** Begin Input rows **
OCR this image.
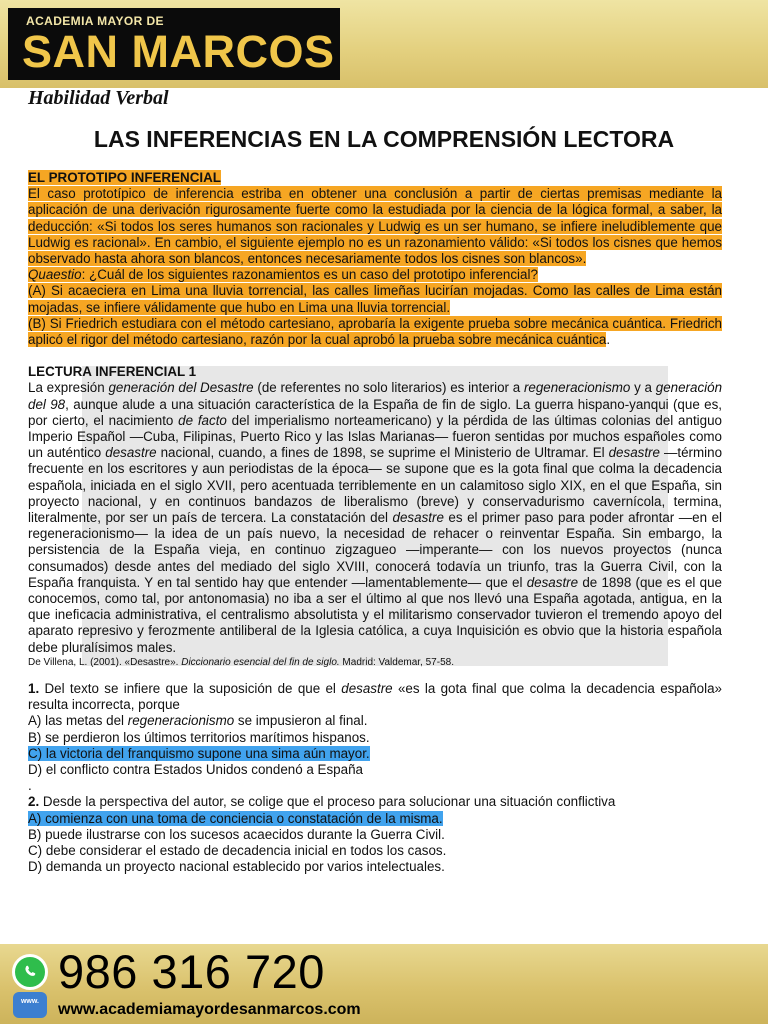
ACADEMIA MAYOR DE
SAN MARCOS
Habilidad Verbal
LAS INFERENCIAS EN LA COMPRENSIÓN LECTORA

EL PROTOTIPO INFERENCIAL

El caso prototípico de inferencia estriba en obtener una conclusión a partir de ciertas premisas mediante la aplicación de una derivación rigurosamente fuerte como la estudiada por la ciencia de la lógica formal, a saber, la deducción: «Si todos los seres humanos son racionales y Ludwig es un ser humano, se infiere ineludiblemente que Ludwig es racional». En cambio, el siguiente ejemplo no es un razonamiento válido: «Si todos los cisnes que hemos observado hasta ahora son blancos, entonces necesariamente todos los cisnes son blancos».

Quaestio: ¿Cuál de los siguientes razonamientos es un caso del prototipo inferencial?

(A) Si acaeciera en Lima una lluvia torrencial, las calles limeñas lucirían mojadas. Como las calles de Lima están mojadas, se infiere válidamente que hubo en Lima una lluvia torrencial.

(B) Si Friedrich estudiara con el método cartesiano, aprobaría la exigente prueba sobre mecánica cuántica. Friedrich aplicó el rigor del método cartesiano, razón por la cual aprobó la prueba sobre mecánica cuántica.

LECTURA INFERENCIAL 1

La expresión generación del Desastre (de referentes no solo literarios) es interior a regeneracionismo y a generación del 98, aunque alude a una situación característica de la España de fin de siglo. La guerra hispano-yanqui (que es, por cierto, el nacimiento de facto del imperialismo norteamericano) y la pérdida de las últimas colonias del antiguo Imperio Español —Cuba, Filipinas, Puerto Rico y las Islas Marianas— fueron sentidas por muchos españoles como un auténtico desastre nacional, cuando, a fines de 1898, se suprime el Ministerio de Ultramar. El desastre —término frecuente en los escritores y aun periodistas de la época— se supone que es la gota final que colma la decadencia española, iniciada en el siglo XVII, pero acentuada terriblemente en un calamitoso siglo XIX, en el que España, sin proyecto nacional, y en continuos bandazos de liberalismo (breve) y conservadurismo cavernícola, termina, literalmente, por ser un país de tercera. La constatación del desastre es el primer paso para poder afrontar —en el regeneracionismo— la idea de un país nuevo, la necesidad de rehacer o reinventar España. Sin embargo, la persistencia de la España vieja, en continuo zigzagueo —imperante— con los nuevos proyectos (nunca consumados) desde antes del mediado del siglo XVIII, conocerá todavía un triunfo, tras la Guerra Civil, con la España franquista. Y en tal sentido hay que entender —lamentablemente— que el desastre de 1898 (que es el que conocemos, como tal, por antonomasia) no iba a ser el último al que nos llevó una España agotada, antigua, en la que ineficacia administrativa, el centralismo absolutista y el militarismo conservador tuvieron el tremendo apoyo del aparato represivo y ferozmente antiliberal de la Iglesia católica, a cuya Inquisición es obvio que la historia española debe pluralísimos males.

De Villena, L. (2001). «Desastre». Diccionario esencial del fin de siglo. Madrid: Valdemar, 57-58.

1. Del texto se infiere que la suposición de que el desastre «es la gota final que colma la decadencia española» resulta incorrecta, porque

A) las metas del regeneracionismo se impusieron al final.

B) se perdieron los últimos territorios marítimos hispanos.

C) la victoria del franquismo supone una sima aún mayor.

D) el conflicto contra Estados Unidos condenó a España

.

2. Desde la perspectiva del autor, se colige que el proceso para solucionar una situación conflictiva

A) comienza con una toma de conciencia o constatación de la misma.

B) puede ilustrarse con los sucesos acaecidos durante la Guerra Civil.

C) debe considerar el estado de decadencia inicial en todos los casos.

D) demanda un proyecto nacional establecido por varios intelectuales.

www.
986 316 720
www.academiamayordesanmarcos.com
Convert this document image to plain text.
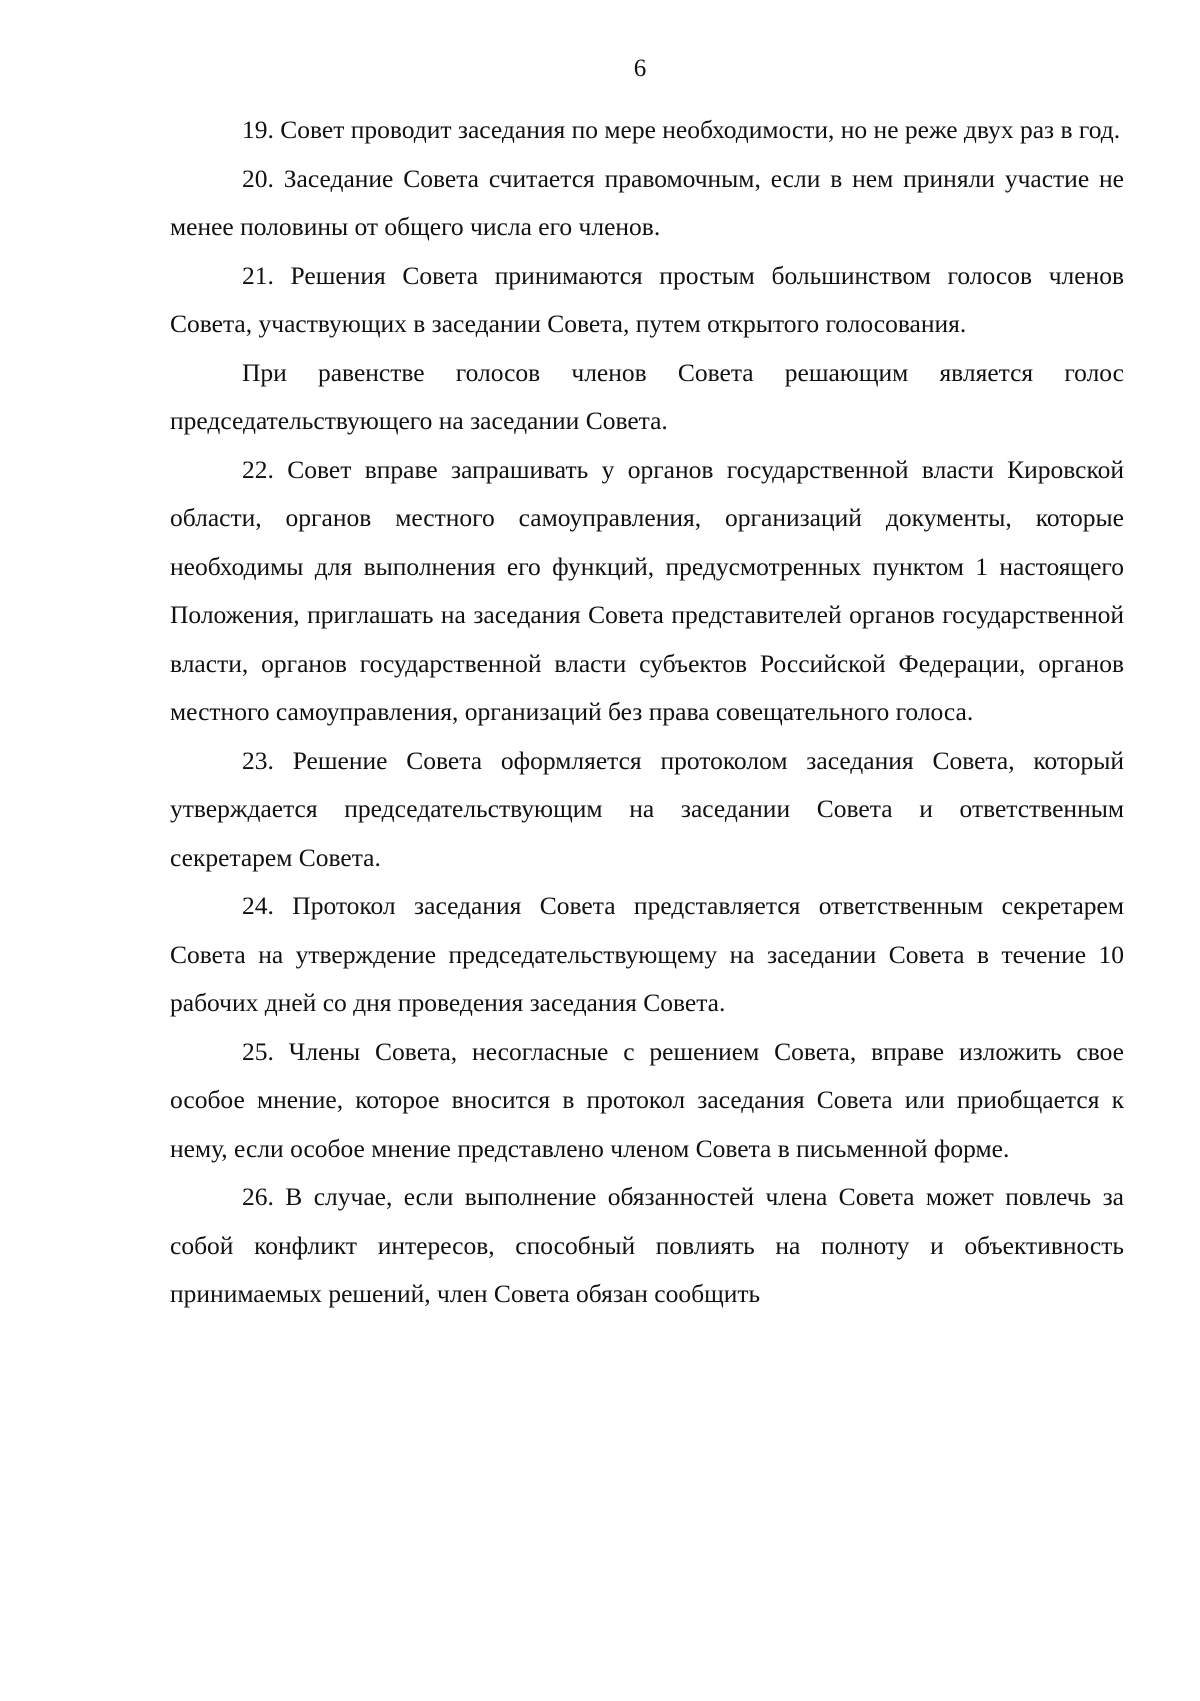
6

19. Совет проводит заседания по мере необходимости, но не реже двух раз в год.

20. Заседание Совета считается правомочным, если в нем приняли участие не менее половины от общего числа его членов.

21. Решения Совета принимаются простым большинством голосов членов Совета, участвующих в заседании Совета, путем открытого голосования.

При равенстве голосов членов Совета решающим является голос председательствующего на заседании Совета.

22. Совет вправе запрашивать у органов государственной власти Кировской области, органов местного самоуправления, организаций документы, которые необходимы для выполнения его функций, предусмотренных пунктом 1 настоящего Положения, приглашать на заседания Совета представителей органов государственной власти, органов государственной власти субъектов Российской Федерации, органов местного самоуправления, организаций без права совещательного голоса.

23. Решение Совета оформляется протоколом заседания Совета, который утверждается председательствующим на заседании Совета и ответственным секретарем Совета.

24. Протокол заседания Совета представляется ответственным секретарем Совета на утверждение председательствующему на заседании Совета в течение 10 рабочих дней со дня проведения заседания Совета.

25. Члены Совета, несогласные с решением Совета, вправе изложить свое особое мнение, которое вносится в протокол заседания Совета или приобщается к нему, если особое мнение представлено членом Совета в письменной форме.

26. В случае, если выполнение обязанностей члена Совета может повлечь за собой конфликт интересов, способный повлиять на полноту и объективность принимаемых решений, член Совета обязан сообщить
** End Input rows **
Do this -
Going through the records above, state how many lines carry "заседании", with no other text.

Result for this exercise -
4